#### WHAT YOU ARE ASKED TO DO
Reproduce the records below exactly, leaving out any pictures.

--- INPUT ---

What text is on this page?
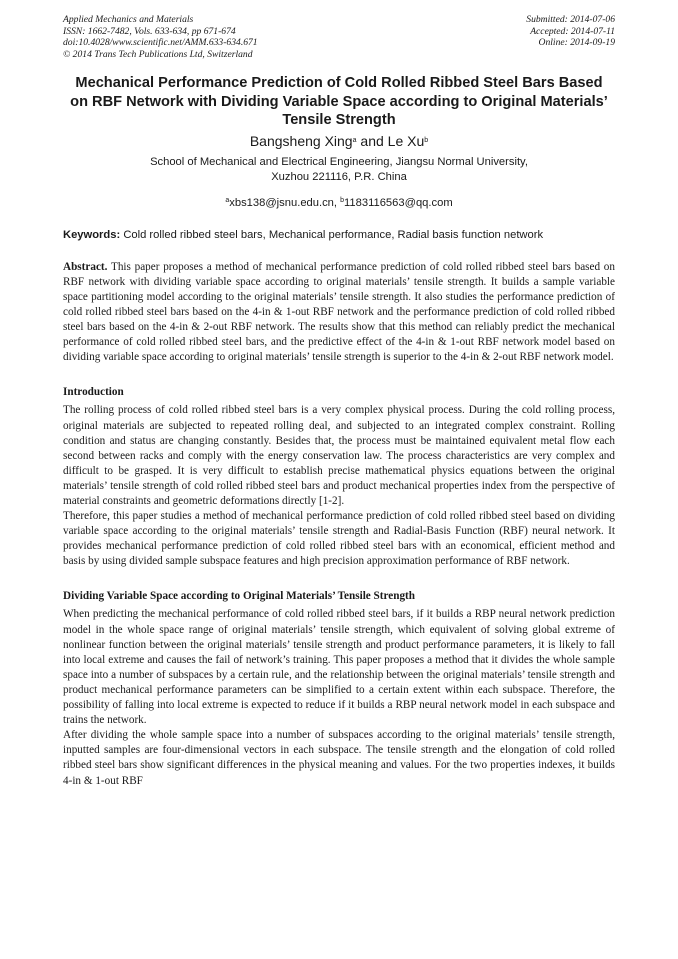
Applied Mechanics and Materials
ISSN: 1662-7482, Vols. 633-634, pp 671-674
doi:10.4028/www.scientific.net/AMM.633-634.671
© 2014 Trans Tech Publications Ltd, Switzerland
Submitted: 2014-07-06
Accepted: 2014-07-11
Online: 2014-09-19
Mechanical Performance Prediction of Cold Rolled Ribbed Steel Bars Based on RBF Network with Dividing Variable Space according to Original Materials’ Tensile Strength
Bangsheng Xing$^a$ and Le Xu$^b$
School of Mechanical and Electrical Engineering, Jiangsu Normal University,
Xuzhou 221116, P.R. China
$^a$xbs138@jsnu.edu.cn, $^b$1183116563@qq.com
Keywords: Cold rolled ribbed steel bars, Mechanical performance, Radial basis function network
Abstract. This paper proposes a method of mechanical performance prediction of cold rolled ribbed steel bars based on RBF network with dividing variable space according to original materials’ tensile strength. It builds a sample variable space partitioning model according to the original materials’ tensile strength. It also studies the performance prediction of cold rolled ribbed steel bars based on the 4-in & 1-out RBF network and the performance prediction of cold rolled ribbed steel bars based on the 4-in & 2-out RBF network. The results show that this method can reliably predict the mechanical performance of cold rolled ribbed steel bars, and the predictive effect of the 4-in & 1-out RBF network model based on dividing variable space according to original materials’ tensile strength is superior to the 4-in & 2-out RBF network model.
Introduction

The rolling process of cold rolled ribbed steel bars is a very complex physical process. During the cold rolling process, original materials are subjected to repeated rolling deal, and subjected to an integrated complex constraint. Rolling condition and status are changing constantly. Besides that, the process must be maintained equivalent metal flow each second between racks and comply with the energy conservation law. The process characteristics are very complex and difficult to be grasped. It is very difficult to establish precise mathematical physics equations between the original materials’ tensile strength of cold rolled ribbed steel bars and product mechanical properties index from the perspective of material constraints and geometric deformations directly [1-2].

Therefore, this paper studies a method of mechanical performance prediction of cold rolled ribbed steel based on dividing variable space according to the original materials’ tensile strength and Radial-Basis Function (RBF) neural network. It provides mechanical performance prediction of cold rolled ribbed steel bars with an economical, efficient method and basis by using divided sample subspace features and high precision approximation performance of RBF network.

Dividing Variable Space according to Original Materials’ Tensile Strength

When predicting the mechanical performance of cold rolled ribbed steel bars, if it builds a RBP neural network prediction model in the whole space range of original materials’ tensile strength, which equivalent of solving global extreme of nonlinear function between the original materials’ tensile strength and product performance parameters, it is likely to fall into local extreme and causes the fail of network’s training. This paper proposes a method that it divides the whole sample space into a number of subspaces by a certain rule, and the relationship between the original materials’ tensile strength and product mechanical performance parameters can be simplified to a certain extent within each subspace. Therefore, the possibility of falling into local extreme is expected to reduce if it builds a RBP neural network model in each subspace and trains the network.

After dividing the whole sample space into a number of subspaces according to the original materials’ tensile strength, inputted samples are four-dimensional vectors in each subspace. The tensile strength and the elongation of cold rolled ribbed steel bars show significant differences in the physical meaning and values. For the two properties indexes, it builds 4-in & 1-out RBF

---

#### FULL ANSWER
What text is on this page?
Applied Mechanics and Materials
ISSN: 1662-7482, Vols. 633-634, pp 671-674
doi:10.4028/www.scientific.net/AMM.633-634.671
© 2014 Trans Tech Publications Ltd, Switzerland
Submitted: 2014-07-06
Accepted: 2014-07-11
Online: 2014-09-19
Mechanical Performance Prediction of Cold Rolled Ribbed Steel Bars Based on RBF Network with Dividing Variable Space according to Original Materials’ Tensile Strength
Bangsheng Xing$^a$ and Le Xu$^b$
School of Mechanical and Electrical Engineering, Jiangsu Normal University,
Xuzhou 221116, P.R. China
$^a$xbs138@jsnu.edu.cn, $^b$1183116563@qq.com
Keywords: Cold rolled ribbed steel bars, Mechanical performance, Radial basis function network
Abstract. This paper proposes a method of mechanical performance prediction of cold rolled ribbed steel bars based on RBF network with dividing variable space according to original materials’ tensile strength. It builds a sample variable space partitioning model according to the original materials’ tensile strength. It also studies the performance prediction of cold rolled ribbed steel bars based on the 4-in & 1-out RBF network and the performance prediction of cold rolled ribbed steel bars based on the 4-in & 2-out RBF network. The results show that this method can reliably predict the mechanical performance of cold rolled ribbed steel bars, and the predictive effect of the 4-in & 1-out RBF network model based on dividing variable space according to original materials’ tensile strength is superior to the 4-in & 2-out RBF network model.
Introduction

The rolling process of cold rolled ribbed steel bars is a very complex physical process. During the cold rolling process, original materials are subjected to repeated rolling deal, and subjected to an integrated complex constraint. Rolling condition and status are changing constantly. Besides that, the process must be maintained equivalent metal flow each second between racks and comply with the energy conservation law. The process characteristics are very complex and difficult to be grasped. It is very difficult to establish precise mathematical physics equations between the original materials’ tensile strength of cold rolled ribbed steel bars and product mechanical properties index from the perspective of material constraints and geometric deformations directly [1-2].

Therefore, this paper studies a method of mechanical performance prediction of cold rolled ribbed steel based on dividing variable space according to the original materials’ tensile strength and Radial-Basis Function (RBF) neural network. It provides mechanical performance prediction of cold rolled ribbed steel bars with an economical, efficient method and basis by using divided sample subspace features and high precision approximation performance of RBF network.

Dividing Variable Space according to Original Materials’ Tensile Strength

When predicting the mechanical performance of cold rolled ribbed steel bars, if it builds a RBP neural network prediction model in the whole space range of original materials’ tensile strength, which equivalent of solving global extreme of nonlinear function between the original materials’ tensile strength and product performance parameters, it is likely to fall into local extreme and causes the fail of network’s training. This paper proposes a method that it divides the whole sample space into a number of subspaces by a certain rule, and the relationship between the original materials’ tensile strength and product mechanical performance parameters can be simplified to a certain extent within each subspace. Therefore, the possibility of falling into local extreme is expected to reduce if it builds a RBP neural network model in each subspace and trains the network.

After dividing the whole sample space into a number of subspaces according to the original materials’ tensile strength, inputted samples are four-dimensional vectors in each subspace. The tensile strength and the elongation of cold rolled ribbed steel bars show significant differences in the physical meaning and values. For the two properties indexes, it builds 4-in & 1-out RBF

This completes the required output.